#### Written exercise:
Collect each line of the records containing the string "cals".

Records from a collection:
-=-=-
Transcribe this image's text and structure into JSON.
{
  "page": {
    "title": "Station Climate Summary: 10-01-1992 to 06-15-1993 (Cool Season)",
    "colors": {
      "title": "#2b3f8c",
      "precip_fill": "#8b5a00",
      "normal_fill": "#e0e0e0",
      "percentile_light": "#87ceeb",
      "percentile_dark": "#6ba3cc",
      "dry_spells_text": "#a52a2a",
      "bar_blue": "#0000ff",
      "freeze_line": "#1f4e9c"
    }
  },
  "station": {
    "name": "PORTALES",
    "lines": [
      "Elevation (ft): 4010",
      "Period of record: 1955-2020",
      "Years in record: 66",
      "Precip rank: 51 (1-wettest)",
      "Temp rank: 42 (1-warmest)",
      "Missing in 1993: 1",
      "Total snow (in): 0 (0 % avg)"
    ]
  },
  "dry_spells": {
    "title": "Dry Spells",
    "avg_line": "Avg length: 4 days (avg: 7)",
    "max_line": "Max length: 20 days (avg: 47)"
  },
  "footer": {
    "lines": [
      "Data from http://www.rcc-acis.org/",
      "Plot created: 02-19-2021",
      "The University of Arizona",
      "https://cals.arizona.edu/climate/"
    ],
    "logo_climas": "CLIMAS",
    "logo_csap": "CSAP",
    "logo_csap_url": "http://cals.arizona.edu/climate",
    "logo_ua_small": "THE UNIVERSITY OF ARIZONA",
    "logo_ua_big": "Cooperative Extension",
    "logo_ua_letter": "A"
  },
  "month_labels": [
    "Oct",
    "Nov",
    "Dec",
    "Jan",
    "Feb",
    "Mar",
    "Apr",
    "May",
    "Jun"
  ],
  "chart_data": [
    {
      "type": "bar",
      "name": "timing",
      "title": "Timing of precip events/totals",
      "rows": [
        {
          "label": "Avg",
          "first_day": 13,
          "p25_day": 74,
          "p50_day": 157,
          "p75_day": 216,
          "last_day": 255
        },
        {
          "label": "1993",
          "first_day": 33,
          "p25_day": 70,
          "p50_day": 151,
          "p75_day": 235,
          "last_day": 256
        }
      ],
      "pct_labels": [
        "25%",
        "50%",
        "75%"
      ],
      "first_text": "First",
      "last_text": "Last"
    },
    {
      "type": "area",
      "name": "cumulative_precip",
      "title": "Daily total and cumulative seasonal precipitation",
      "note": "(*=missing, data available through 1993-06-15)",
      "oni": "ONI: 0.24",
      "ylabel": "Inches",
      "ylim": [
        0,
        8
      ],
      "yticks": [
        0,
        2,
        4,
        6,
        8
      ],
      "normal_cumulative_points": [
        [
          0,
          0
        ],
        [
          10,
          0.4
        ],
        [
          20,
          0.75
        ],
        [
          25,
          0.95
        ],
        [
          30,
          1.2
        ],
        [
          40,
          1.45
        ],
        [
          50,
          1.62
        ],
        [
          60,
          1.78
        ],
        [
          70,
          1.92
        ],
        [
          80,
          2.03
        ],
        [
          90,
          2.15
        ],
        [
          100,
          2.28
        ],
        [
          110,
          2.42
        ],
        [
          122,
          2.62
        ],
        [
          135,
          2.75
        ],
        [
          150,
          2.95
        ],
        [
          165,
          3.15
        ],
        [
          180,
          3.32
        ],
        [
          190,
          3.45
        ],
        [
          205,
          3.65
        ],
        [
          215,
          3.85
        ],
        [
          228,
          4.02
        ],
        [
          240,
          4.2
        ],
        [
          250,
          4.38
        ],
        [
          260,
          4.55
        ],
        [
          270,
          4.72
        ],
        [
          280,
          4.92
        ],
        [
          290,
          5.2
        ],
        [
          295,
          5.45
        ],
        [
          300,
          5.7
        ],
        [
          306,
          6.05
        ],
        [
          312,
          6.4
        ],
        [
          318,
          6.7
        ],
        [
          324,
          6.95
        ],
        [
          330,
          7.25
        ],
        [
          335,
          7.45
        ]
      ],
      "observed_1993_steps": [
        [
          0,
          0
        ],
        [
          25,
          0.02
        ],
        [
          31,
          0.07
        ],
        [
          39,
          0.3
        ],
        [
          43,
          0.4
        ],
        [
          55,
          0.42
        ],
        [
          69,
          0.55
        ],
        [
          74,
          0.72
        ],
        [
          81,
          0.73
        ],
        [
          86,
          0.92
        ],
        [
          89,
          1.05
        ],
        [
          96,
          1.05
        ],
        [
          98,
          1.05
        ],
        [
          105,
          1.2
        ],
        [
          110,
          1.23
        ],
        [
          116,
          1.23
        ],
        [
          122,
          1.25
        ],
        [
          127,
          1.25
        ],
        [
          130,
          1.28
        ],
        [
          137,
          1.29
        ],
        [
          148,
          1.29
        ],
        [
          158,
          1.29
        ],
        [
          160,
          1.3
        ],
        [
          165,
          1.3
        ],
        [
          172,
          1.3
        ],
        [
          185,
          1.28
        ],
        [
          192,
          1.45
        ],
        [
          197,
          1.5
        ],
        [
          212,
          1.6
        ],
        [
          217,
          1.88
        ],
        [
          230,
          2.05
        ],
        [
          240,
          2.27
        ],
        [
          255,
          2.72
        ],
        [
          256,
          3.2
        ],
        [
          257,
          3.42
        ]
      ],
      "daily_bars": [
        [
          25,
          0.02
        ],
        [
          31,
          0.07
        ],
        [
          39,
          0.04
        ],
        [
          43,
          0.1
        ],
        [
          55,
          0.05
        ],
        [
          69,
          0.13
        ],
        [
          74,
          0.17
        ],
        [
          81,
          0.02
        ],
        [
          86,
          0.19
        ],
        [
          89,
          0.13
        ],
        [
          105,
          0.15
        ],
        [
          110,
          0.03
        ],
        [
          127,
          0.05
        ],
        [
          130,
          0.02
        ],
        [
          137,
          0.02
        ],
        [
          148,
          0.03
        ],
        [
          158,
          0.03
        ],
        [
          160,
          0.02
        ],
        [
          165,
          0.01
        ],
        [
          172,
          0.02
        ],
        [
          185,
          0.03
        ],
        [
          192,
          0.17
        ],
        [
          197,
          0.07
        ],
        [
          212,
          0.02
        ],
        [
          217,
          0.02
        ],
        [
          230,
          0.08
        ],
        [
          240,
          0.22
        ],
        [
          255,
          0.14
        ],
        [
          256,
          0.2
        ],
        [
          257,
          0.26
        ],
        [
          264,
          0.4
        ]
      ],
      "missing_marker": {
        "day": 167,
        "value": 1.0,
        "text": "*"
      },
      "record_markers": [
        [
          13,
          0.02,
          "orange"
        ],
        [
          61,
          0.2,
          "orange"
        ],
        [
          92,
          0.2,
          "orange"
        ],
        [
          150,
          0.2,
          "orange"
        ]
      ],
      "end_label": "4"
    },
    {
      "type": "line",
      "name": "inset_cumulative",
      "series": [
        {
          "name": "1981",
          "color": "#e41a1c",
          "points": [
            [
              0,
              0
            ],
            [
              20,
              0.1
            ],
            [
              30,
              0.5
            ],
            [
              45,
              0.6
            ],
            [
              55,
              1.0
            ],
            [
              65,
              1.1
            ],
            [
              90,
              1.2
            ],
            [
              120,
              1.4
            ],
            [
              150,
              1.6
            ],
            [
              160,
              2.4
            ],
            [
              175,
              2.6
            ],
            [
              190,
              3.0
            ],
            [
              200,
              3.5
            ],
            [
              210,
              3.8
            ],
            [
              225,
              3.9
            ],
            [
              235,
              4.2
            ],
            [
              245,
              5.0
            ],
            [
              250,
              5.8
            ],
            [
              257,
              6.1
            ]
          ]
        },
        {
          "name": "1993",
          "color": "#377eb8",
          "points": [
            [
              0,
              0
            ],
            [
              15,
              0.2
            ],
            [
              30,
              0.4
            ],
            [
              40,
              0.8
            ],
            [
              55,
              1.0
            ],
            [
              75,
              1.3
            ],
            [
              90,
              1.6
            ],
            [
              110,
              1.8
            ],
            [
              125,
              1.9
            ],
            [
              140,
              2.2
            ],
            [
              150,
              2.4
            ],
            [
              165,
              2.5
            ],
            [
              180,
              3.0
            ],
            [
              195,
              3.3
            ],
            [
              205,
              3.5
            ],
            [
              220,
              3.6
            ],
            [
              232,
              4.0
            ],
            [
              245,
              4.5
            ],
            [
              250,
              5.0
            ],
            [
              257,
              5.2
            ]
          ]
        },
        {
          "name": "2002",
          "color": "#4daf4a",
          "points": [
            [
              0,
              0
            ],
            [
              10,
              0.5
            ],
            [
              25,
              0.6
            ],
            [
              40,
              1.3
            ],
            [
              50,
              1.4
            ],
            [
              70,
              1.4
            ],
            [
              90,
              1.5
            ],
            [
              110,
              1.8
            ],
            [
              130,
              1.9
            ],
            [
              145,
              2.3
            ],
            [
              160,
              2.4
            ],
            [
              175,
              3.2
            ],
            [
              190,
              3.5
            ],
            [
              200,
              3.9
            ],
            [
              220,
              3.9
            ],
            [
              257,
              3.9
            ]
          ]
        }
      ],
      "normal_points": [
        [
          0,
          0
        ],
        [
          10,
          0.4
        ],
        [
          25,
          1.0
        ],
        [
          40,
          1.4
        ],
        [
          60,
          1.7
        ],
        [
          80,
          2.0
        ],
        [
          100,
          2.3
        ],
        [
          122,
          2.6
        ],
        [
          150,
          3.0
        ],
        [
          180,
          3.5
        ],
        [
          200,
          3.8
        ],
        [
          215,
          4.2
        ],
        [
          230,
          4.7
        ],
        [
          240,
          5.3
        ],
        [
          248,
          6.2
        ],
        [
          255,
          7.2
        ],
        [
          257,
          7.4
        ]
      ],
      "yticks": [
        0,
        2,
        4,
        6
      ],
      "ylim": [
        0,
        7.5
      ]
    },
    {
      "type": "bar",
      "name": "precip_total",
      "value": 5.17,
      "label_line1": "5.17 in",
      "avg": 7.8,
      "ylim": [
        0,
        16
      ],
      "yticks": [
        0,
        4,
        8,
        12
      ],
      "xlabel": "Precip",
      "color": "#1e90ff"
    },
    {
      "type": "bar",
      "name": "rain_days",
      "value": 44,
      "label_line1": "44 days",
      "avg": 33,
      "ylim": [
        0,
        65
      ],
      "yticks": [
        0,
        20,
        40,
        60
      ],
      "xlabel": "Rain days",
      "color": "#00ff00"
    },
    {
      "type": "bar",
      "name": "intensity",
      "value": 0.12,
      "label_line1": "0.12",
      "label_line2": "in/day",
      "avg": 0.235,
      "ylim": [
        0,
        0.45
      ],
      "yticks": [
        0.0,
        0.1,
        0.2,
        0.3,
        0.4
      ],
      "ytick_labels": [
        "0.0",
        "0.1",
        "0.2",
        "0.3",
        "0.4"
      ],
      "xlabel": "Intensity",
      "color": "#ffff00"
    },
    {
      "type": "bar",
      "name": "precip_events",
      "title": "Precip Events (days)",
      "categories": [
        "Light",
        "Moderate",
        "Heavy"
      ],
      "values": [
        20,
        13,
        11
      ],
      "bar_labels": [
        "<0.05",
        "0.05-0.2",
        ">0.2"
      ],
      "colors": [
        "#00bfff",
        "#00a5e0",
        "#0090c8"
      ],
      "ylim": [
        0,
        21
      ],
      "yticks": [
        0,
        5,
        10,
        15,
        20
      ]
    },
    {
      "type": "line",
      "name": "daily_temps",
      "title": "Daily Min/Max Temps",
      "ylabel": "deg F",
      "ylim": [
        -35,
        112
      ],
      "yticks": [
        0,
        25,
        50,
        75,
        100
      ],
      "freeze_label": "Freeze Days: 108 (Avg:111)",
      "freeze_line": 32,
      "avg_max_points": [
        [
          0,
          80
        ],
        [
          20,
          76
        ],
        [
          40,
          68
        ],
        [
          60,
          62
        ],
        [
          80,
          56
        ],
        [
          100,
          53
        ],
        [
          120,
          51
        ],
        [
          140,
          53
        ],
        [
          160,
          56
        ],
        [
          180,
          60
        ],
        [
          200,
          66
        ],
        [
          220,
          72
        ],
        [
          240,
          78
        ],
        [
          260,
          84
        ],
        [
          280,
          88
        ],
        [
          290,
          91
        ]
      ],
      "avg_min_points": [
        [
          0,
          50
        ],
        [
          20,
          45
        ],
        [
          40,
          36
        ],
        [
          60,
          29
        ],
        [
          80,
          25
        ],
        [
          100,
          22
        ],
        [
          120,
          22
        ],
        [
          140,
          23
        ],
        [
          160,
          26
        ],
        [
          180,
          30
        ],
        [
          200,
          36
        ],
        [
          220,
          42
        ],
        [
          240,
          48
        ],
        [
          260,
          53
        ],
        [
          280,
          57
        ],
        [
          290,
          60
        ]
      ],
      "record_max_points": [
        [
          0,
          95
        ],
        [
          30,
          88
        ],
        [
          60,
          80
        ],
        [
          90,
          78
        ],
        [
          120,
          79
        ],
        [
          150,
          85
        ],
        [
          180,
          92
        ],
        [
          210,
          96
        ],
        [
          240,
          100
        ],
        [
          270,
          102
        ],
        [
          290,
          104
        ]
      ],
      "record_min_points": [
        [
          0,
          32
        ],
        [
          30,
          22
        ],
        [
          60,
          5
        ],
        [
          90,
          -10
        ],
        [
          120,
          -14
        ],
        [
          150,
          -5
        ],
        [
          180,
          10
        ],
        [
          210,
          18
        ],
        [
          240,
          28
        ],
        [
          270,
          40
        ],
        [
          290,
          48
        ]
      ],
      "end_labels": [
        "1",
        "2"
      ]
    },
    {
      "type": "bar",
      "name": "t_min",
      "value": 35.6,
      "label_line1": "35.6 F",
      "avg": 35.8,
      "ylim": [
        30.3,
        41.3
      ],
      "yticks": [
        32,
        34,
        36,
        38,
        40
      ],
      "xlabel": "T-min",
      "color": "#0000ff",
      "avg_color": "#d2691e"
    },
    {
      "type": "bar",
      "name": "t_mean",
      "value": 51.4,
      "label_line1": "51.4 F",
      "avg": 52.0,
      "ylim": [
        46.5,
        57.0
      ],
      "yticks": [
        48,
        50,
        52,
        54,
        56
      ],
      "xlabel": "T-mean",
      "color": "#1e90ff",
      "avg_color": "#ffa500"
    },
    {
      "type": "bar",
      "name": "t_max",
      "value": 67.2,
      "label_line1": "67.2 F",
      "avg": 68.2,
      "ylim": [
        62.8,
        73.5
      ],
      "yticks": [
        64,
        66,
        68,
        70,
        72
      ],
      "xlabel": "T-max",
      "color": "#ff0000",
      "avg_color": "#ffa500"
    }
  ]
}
-=-=-
#### Answer in full:
      "https://cals.arizona.edu/climate/"
    "logo_csap_url": "http://cals.arizona.edu/climate",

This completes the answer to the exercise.